Когда сотрудники Всемирного еврейского союза вернулись в штаб-квартиру организации на Рю-ла-Бриер, 45 в Париже, здание не стояло пустым. На полках библиотеки по-прежнему стояли книги, вот только это были не книги союза, а украденные коллекции, оставленные там ЭРР. Фрагменты собственной библиотеки Всемирного еврейского союза обнаружились в Оффенбахском архивном хранилище и в замке Тан-ценберг.

«Мы не знаем, сколько материалов не вернулось, поскольку исчезли даже списки, описи, реестры и каталоги довоенных лет. После войны библиотекарь оценил, что вернулось около 50 процентов книг, остальное же так и не было обнаружено», — сказал Жан-Клод Куперминк на встрече в союзе.

Исчезли даже фрагменты архива. Полвека спустя документы со штампом организации обнаружились в Минске, Москве и Литве. Всего Сеймур Помренце и его коллеги отправили из Оффенбахского архивного хранилища около двух с половиной миллионов книг. Еще полмиллиона книг британская армия вернула из Танценберга.

Несмотря на огромный объем проделанной работы, законным владельцам вернулась лишь небольшая часть украденного. Так, из Оффенбаха во Францию было переправлено 323 836 книг, хотя похищено оттуда было около 1,7 миллиона книг, не считая те 29 ооо, которые вынесли из парижских квартир в ходе запущенного ЭРР «Проекта М». Хотя из Бельгии похитили сотни тысяч книг, обратно вернулось лишь 198 ящиков с материалами. Пропорционально размеру страны больше всего книг вернулось в Нидерланды, куда отправили 329 ооо томов. Союзники также отправляли книги в Италию, Германию, Чехословакию, Венгрию, Польшу, Югославию и Грецию.

Из всех библиотек и архивов, разграбленных в Салониках, в Грецию вернулось лишь около десяти тысяч книг, но даже они не добрались до дома. Когда я встретился с Эрикой Перахией Земур в Салониках, она сказала: «Не думаю, что в Салоники вернулись хоть какие-то книги. Репатриированные книги остались в Афинах. Потом они исчезли. Никто не знает, что случилось с ними после войны. Мы пытались их разыскать, но все было тщетно. Скорее всего, их забрала афинская еврейская конгрегация».

***

_Задания к выполнению_.
a. Ответьте по отрывку о возвращении похищенных книг на три вопроса:
(i) Где обнаружились фрагменты собственной библиотеки Всемирного еврейского союза?
(ii) Сколько книг британская армия вернула из Танценберга?
(iii) Сколько книг переправили из Оффенбаха во Францию?
b. Изложите отрывок о возвращении похищенных книг в двух предложениях.
c. Продолжите отрывок о возвращении похищенных книг, начав сразу после его последнего предложения.
Данные взяты из другого источника и с отрывком не связаны.

***

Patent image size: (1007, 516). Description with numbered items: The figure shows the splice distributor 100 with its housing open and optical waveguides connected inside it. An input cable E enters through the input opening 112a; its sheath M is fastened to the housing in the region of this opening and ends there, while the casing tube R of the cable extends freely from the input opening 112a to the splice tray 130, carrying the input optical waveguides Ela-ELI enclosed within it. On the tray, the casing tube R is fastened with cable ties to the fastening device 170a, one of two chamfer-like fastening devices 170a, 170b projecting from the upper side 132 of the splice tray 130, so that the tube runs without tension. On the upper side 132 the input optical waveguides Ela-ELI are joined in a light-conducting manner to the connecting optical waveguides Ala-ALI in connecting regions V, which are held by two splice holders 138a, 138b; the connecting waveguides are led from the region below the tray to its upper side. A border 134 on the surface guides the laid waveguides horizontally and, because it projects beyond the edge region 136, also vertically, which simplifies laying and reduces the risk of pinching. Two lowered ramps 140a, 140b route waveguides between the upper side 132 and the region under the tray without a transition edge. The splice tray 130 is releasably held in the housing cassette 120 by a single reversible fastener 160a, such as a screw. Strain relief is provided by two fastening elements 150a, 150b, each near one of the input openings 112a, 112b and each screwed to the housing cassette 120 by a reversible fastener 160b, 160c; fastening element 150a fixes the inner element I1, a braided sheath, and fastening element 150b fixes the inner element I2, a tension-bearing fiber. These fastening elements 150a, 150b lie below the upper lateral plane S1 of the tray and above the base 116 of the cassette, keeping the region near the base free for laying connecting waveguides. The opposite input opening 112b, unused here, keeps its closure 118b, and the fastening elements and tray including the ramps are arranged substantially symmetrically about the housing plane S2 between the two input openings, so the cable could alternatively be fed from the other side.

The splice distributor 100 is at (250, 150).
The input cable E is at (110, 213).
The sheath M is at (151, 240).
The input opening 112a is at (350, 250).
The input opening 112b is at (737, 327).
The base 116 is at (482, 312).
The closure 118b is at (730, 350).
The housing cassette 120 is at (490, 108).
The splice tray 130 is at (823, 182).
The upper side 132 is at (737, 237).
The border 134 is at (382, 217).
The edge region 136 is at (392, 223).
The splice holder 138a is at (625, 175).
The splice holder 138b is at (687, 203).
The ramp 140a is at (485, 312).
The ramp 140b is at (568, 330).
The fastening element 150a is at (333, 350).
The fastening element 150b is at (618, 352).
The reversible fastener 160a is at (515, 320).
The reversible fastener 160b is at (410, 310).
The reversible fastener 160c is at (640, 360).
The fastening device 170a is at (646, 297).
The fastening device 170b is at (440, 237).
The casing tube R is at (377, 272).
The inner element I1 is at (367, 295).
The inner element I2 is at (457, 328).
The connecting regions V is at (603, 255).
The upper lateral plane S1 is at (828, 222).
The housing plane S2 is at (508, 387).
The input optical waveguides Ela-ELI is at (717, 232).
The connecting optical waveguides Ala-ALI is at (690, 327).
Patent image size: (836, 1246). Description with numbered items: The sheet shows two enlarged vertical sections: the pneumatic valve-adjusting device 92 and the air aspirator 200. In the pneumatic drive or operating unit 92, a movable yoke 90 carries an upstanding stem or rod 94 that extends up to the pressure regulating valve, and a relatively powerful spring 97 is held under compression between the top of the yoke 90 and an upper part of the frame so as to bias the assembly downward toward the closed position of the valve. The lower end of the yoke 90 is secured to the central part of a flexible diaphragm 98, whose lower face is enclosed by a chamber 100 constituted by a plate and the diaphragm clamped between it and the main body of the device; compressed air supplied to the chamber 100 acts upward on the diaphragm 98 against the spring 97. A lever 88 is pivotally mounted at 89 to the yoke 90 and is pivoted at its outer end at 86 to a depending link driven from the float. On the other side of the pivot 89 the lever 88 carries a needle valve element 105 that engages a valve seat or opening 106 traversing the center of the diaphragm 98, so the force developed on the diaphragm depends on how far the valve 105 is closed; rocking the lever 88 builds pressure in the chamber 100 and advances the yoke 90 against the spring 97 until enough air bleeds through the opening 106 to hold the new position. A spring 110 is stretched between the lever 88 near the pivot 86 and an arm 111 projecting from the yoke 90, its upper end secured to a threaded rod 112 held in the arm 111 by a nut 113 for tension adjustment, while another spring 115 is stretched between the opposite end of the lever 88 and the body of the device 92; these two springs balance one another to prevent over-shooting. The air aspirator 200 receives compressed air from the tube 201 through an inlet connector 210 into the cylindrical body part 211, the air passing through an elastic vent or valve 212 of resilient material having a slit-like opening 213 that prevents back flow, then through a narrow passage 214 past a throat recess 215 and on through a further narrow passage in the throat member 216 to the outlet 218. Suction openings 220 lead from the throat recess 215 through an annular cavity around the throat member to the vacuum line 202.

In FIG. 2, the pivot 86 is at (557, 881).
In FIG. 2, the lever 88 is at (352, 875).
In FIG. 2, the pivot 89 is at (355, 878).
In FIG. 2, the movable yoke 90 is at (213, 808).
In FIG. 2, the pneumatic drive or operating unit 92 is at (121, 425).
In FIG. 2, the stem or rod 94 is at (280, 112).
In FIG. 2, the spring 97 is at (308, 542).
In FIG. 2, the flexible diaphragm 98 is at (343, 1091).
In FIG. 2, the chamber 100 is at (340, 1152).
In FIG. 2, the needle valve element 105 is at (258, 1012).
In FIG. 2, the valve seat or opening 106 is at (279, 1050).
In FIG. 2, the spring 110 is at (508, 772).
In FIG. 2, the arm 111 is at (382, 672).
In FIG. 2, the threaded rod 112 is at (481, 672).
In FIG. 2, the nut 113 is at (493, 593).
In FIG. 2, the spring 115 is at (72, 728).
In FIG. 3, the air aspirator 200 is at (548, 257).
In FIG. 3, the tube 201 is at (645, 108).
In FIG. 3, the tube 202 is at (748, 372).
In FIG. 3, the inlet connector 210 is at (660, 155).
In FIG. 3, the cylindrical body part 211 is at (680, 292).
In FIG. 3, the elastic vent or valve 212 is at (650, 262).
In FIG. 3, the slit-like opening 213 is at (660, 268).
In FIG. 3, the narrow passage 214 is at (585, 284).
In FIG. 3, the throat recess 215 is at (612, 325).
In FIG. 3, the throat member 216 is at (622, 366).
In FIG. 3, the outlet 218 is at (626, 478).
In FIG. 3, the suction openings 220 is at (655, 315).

***

_Результаты выполнения_.
a.
(i) В Оффенбахском архивном хранилище и в замке Танценберг.
(ii) Около полумиллиона книг.
(iii) 323 836 книг.

b. После войны Всемирный еврейский союз получил обратно лишь часть своих материалов: по оценке библиотекаря, вернулось около половины книг, а документы организации полвека спустя обнаружились в Минске, Москве и Литве. Хотя из Оффенбаха и Танценберга отправили миллионы книг, законным владельцам вернулась лишь небольшая часть украденного, а около десяти тысяч книг, возвращенных в Грецию из разграбленных библиотек и архивов Салоник, до дома так и не добрались.

c.
С другой стороны, союзники обнаружили огромное количество еврейских архивных материалов из Греции. «В Афины было переправлено 17 тонн архивных материалов, из которых семь тонн затем прибыло в Салоники. К сожалению, после войны кто-то отправил большую их часть в Иерусалим. Американцы также по ошибке отправили архивные материалы Салоников в нью-йоркский филиал ИБО. Однако многие материалы в итоге осели в Москве. Здесь остались некоторые документы, но большая часть архивов оказалась разбросанной по миру», — сказала мне Земур.

Сильнее всего от грабежей пострадали частные коллекции. Книги из частных коллекций было сложнее идентифицировать, поскольку они редко подвергались каталогизации. Если в книгах отсутствовали пометки владельцев, отследить их происхождение было практически невозможно.

Модель союзников, по которой реституции адресовались национальным правительствам, оказалась неэффективной при возвращении книг частным лицам. В то время как организации и институты имели рычаги давления на власти и добивались компенсации, многие частные коллекционеры после войны переехали или сменили гражданство, что еще сильнее усложнило возвращение книг.

Однако во многом следует винить и отвечавшие за реституцию национальные органы. К примеру, бельгийский реституционный орган — Комитет экономического восстановления очень редко возвращал частные коллекции, даже если их владельцев установили в Оффенбахе и Танценберге. Возможно, это объясняется тем фактом, что после войны Комитет экономического восстановления, подобно многим реституционным органам других европейских стран, сосредоточился на финансовой компенсации потери и реституции объектов, которые были гораздо ценнее книг, — например, предметов искусства, драгоценных камней и золота.

Частные коллекционеры, которые после войны требовали возвращения своих библиотек, редко добивались успеха. Если они и возвращали какие-то книги, обычно к ним в руки попадало лишь несколько томов из больших коллекций. К примеру, бельгийке Валери Мари вернули шестьдесят одну книгу из библиотеки, которая насчитывала две тысячи томов. Сальваторе Ван Вин получил восемь книг из шести сотен.

Комитет экономического восстановления не занимался активными поисками владельцев, даже если происхождение конкретной библиотеки было установлено наверняка. Такой пассивный подход к реституции был характерен и для многих других стран. К концу 1940-х годов Комитет экономического восстановления начал продавать невостребованные книги.

Союзники вернули относительно большое число коллекций в Советский Союз, в основном это были книги, украденные у Коммунистической партии и других государственных институтов. Почти четверть миллиона книг было отправлено из Оффенбаха в Советский Союз в августе 1946 года. Несколько вагонов с книгами также было отправлено на восток из Танцен-берга. К сожалению, в обратном направлении составы шли очень и очень редко.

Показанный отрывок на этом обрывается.